(TASK TO CARRY OUT)
In the listing below, locate the lines that hold the string "count". Copy those lines.
[Start of GIVEN RECORDS]
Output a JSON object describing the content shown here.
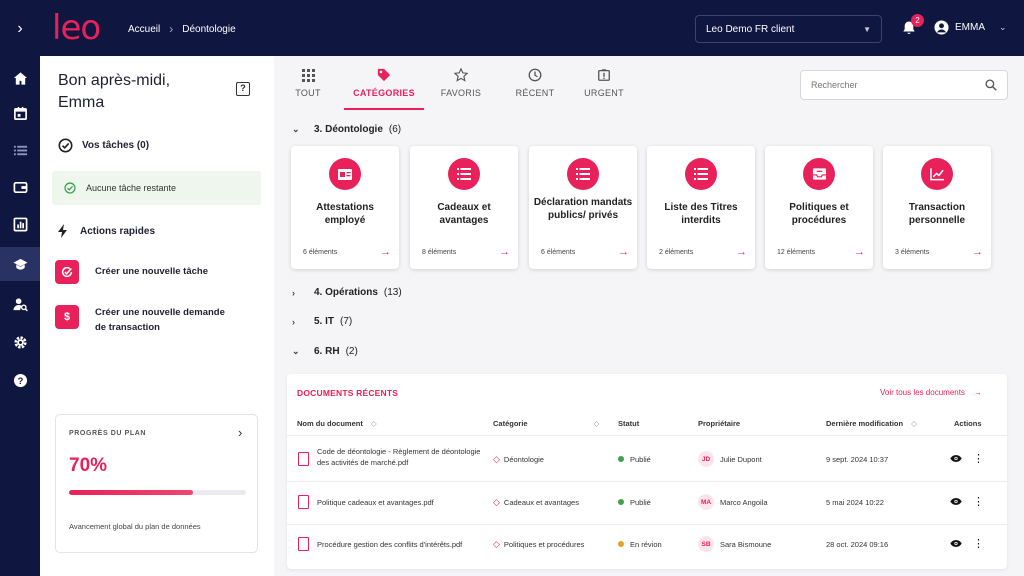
{
  "app": {
    "logo": "leo"
  },
  "breadcrumb": [
    "Accueil",
    "Déontologie"
  ],
  "header": {
    "client": "Leo Demo FR client",
    "notifications": "2",
    "user": "EMMA"
  },
  "colors": {
    "accent": "#e8215a",
    "navy": "#0f1640",
    "success": "#3fa34d",
    "warning": "#e8a21f"
  },
  "sidebar_icons": [
    "chevron-right-icon",
    "home-icon",
    "calendar-icon",
    "list-icon",
    "wallet-icon",
    "report-icon",
    "graduation-cap-icon",
    "user-search-icon",
    "gear-icon",
    "question-icon"
  ],
  "left": {
    "greeting": "Bon après-midi,",
    "name": "Emma",
    "tasks_title": "Vos tâches (0)",
    "no_tasks": "Aucune tâche restante",
    "quick_title": "Actions rapides",
    "actions": [
      "Créer une nouvelle tâche",
      "Créer une nouvelle demande de transaction"
    ],
    "plan": {
      "label": "PROGRÈS DU PLAN",
      "percent_text": "70%",
      "progress": 0.7,
      "desc": "Avancement global du plan de données"
    }
  },
  "tabs": [
    {
      "label": "TOUT",
      "icon": "grid-icon"
    },
    {
      "label": "CATÉGORIES",
      "icon": "tag-icon",
      "active": true
    },
    {
      "label": "FAVORIS",
      "icon": "star-icon"
    },
    {
      "label": "RÉCENT",
      "icon": "clock-icon"
    },
    {
      "label": "URGENT",
      "icon": "urgent-icon"
    }
  ],
  "search": {
    "placeholder": "Rechercher"
  },
  "categories": [
    {
      "label": "3. Déontologie",
      "count": "(6)",
      "expanded": true
    },
    {
      "label": "4. Opérations",
      "count": "(13)"
    },
    {
      "label": "5. IT",
      "count": "(7)"
    },
    {
      "label": "6. RH",
      "count": "(2)",
      "expanded": true
    }
  ],
  "cards": [
    {
      "title": "Attestations employé",
      "count": "6 éléments"
    },
    {
      "title": "Cadeaux et avantages",
      "count": "8 éléments"
    },
    {
      "title": "Déclaration mandats publics/ privés",
      "count": "6 éléments"
    },
    {
      "title": "Liste des Titres interdits",
      "count": "2 éléments"
    },
    {
      "title": "Politiques et procédures",
      "count": "12 éléments"
    },
    {
      "title": "Transaction personnelle",
      "count": "3 éléments"
    }
  ],
  "recent": {
    "title": "DOCUMENTS RÉCENTS",
    "view_all": "Voir tous les documents",
    "columns": [
      "Nom du document",
      "Catégorie",
      "Statut",
      "Propriétaire",
      "Dernière modification",
      "Actions"
    ],
    "rows": [
      {
        "name": "Code de déontologie - Règlement de déontologie des activités de marché.pdf",
        "category": "Déontologie",
        "status": "Publié",
        "status_color": "#3fa34d",
        "initials": "JD",
        "owner": "Julie Dupont",
        "date": "9 sept. 2024 10:37"
      },
      {
        "name": "Politique cadeaux et avantages.pdf",
        "category": "Cadeaux et avantages",
        "status": "Publié",
        "status_color": "#3fa34d",
        "initials": "MA",
        "owner": "Marco Angoila",
        "date": "5 mai 2024 10:22"
      },
      {
        "name": "Procédure gestion des conflits d'intérêts.pdf",
        "category": "Politiques et procédures",
        "status": "En révion",
        "status_color": "#e8a21f",
        "initials": "SB",
        "owner": "Sara Bismoune",
        "date": "28 oct. 2024 09:16"
      }
    ]
  }
}
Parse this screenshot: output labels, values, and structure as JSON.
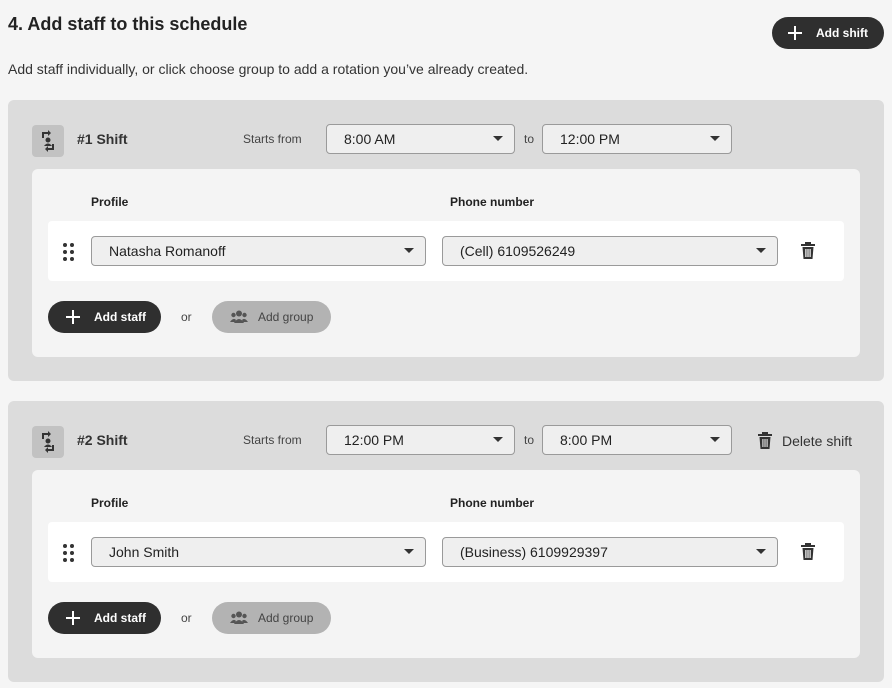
[End of GIVEN RECORDS]
(EXPECTED ANSWER)
      "count": "(6)",
      "count": "(13)"
      "count": "(7)"
      "count": "(2)",
      "count": "6 éléments"
      "count": "8 éléments"
      "count": "6 éléments"
      "count": "2 éléments"
      "count": "12 éléments"
      "count": "3 éléments"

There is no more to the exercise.